What you will do:
What follows is a block of records; reproduce all of it verbatim.

Supplied data:
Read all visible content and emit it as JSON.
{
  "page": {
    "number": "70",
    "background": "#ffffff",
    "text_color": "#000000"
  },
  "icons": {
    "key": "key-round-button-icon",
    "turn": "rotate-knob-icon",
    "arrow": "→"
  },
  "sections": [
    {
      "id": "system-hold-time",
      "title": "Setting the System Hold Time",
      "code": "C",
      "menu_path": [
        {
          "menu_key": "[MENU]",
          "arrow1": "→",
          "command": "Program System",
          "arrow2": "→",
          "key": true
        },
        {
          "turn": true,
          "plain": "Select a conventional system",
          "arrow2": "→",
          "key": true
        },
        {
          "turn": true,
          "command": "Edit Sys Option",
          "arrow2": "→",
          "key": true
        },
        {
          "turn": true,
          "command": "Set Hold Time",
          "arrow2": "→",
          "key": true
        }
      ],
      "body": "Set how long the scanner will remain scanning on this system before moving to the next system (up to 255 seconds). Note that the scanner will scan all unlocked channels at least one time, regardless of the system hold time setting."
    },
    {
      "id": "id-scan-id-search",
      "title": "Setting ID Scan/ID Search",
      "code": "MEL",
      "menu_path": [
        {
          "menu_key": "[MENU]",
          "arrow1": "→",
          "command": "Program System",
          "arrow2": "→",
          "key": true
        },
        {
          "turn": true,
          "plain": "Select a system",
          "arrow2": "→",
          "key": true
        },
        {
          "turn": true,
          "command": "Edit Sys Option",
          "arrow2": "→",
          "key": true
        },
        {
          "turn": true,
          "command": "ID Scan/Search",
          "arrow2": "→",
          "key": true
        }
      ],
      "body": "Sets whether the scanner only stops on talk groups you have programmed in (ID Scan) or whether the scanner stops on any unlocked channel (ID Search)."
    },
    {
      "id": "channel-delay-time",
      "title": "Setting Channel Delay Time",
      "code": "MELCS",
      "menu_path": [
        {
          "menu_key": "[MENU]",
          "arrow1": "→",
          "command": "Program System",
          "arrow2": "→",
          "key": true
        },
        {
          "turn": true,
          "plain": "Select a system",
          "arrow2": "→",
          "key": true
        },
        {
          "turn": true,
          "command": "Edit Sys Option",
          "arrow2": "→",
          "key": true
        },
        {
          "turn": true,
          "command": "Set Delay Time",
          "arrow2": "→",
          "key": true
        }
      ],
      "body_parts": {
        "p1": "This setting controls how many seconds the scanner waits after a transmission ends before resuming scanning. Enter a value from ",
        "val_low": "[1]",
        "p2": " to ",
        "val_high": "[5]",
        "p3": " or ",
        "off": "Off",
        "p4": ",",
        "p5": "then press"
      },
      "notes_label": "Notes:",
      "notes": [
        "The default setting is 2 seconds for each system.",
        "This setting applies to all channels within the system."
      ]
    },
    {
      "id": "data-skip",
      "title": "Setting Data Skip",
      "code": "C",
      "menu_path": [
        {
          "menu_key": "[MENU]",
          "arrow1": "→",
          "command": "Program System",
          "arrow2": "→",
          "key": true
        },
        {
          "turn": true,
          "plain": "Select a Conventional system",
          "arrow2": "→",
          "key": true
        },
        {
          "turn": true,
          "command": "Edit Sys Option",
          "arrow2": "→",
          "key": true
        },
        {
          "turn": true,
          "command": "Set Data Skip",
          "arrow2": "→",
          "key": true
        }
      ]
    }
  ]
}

Answer to the task:
Read all visible content and emit it as JSON.
{
  "page": {
    "number": "70",
    "background": "#ffffff",
    "text_color": "#000000"
  },
  "icons": {
    "key": "key-round-button-icon",
    "turn": "rotate-knob-icon",
    "arrow": "→"
  },
  "sections": [
    {
      "id": "system-hold-time",
      "title": "Setting the System Hold Time",
      "code": "C",
      "menu_path": [
        {
          "menu_key": "[MENU]",
          "arrow1": "→",
          "command": "Program System",
          "arrow2": "→",
          "key": true
        },
        {
          "turn": true,
          "plain": "Select a conventional system",
          "arrow2": "→",
          "key": true
        },
        {
          "turn": true,
          "command": "Edit Sys Option",
          "arrow2": "→",
          "key": true
        },
        {
          "turn": true,
          "command": "Set Hold Time",
          "arrow2": "→",
          "key": true
        }
      ],
      "body": "Set how long the scanner will remain scanning on this system before moving to the next system (up to 255 seconds). Note that the scanner will scan all unlocked channels at least one time, regardless of the system hold time setting."
    },
    {
      "id": "id-scan-id-search",
      "title": "Setting ID Scan/ID Search",
      "code": "MEL",
      "menu_path": [
        {
          "menu_key": "[MENU]",
          "arrow1": "→",
          "command": "Program System",
          "arrow2": "→",
          "key": true
        },
        {
          "turn": true,
          "plain": "Select a system",
          "arrow2": "→",
          "key": true
        },
        {
          "turn": true,
          "command": "Edit Sys Option",
          "arrow2": "→",
          "key": true
        },
        {
          "turn": true,
          "command": "ID Scan/Search",
          "arrow2": "→",
          "key": true
        }
      ],
      "body": "Sets whether the scanner only stops on talk groups you have programmed in (ID Scan) or whether the scanner stops on any unlocked channel (ID Search)."
    },
    {
      "id": "channel-delay-time",
      "title": "Setting Channel Delay Time",
      "code": "MELCS",
      "menu_path": [
        {
          "menu_key": "[MENU]",
          "arrow1": "→",
          "command": "Program System",
          "arrow2": "→",
          "key": true
        },
        {
          "turn": true,
          "plain": "Select a system",
          "arrow2": "→",
          "key": true
        },
        {
          "turn": true,
          "command": "Edit Sys Option",
          "arrow2": "→",
          "key": true
        },
        {
          "turn": true,
          "command": "Set Delay Time",
          "arrow2": "→",
          "key": true
        }
      ],
      "body_parts": {
        "p1": "This setting controls how many seconds the scanner waits after a transmission ends before resuming scanning. Enter a value from ",
        "val_low": "[1]",
        "p2": " to ",
        "val_high": "[5]",
        "p3": " or ",
        "off": "Off",
        "p4": ",",
        "p5": "then press"
      },
      "notes_label": "Notes:",
      "notes": [
        "The default setting is 2 seconds for each system.",
        "This setting applies to all channels within the system."
      ]
    },
    {
      "id": "data-skip",
      "title": "Setting Data Skip",
      "code": "C",
      "menu_path": [
        {
          "menu_key": "[MENU]",
          "arrow1": "→",
          "command": "Program System",
          "arrow2": "→",
          "key": true
        },
        {
          "turn": true,
          "plain": "Select a Conventional system",
          "arrow2": "→",
          "key": true
        },
        {
          "turn": true,
          "command": "Edit Sys Option",
          "arrow2": "→",
          "key": true
        },
        {
          "turn": true,
          "command": "Set Data Skip",
          "arrow2": "→",
          "key": true
        }
      ]
    }
  ]
}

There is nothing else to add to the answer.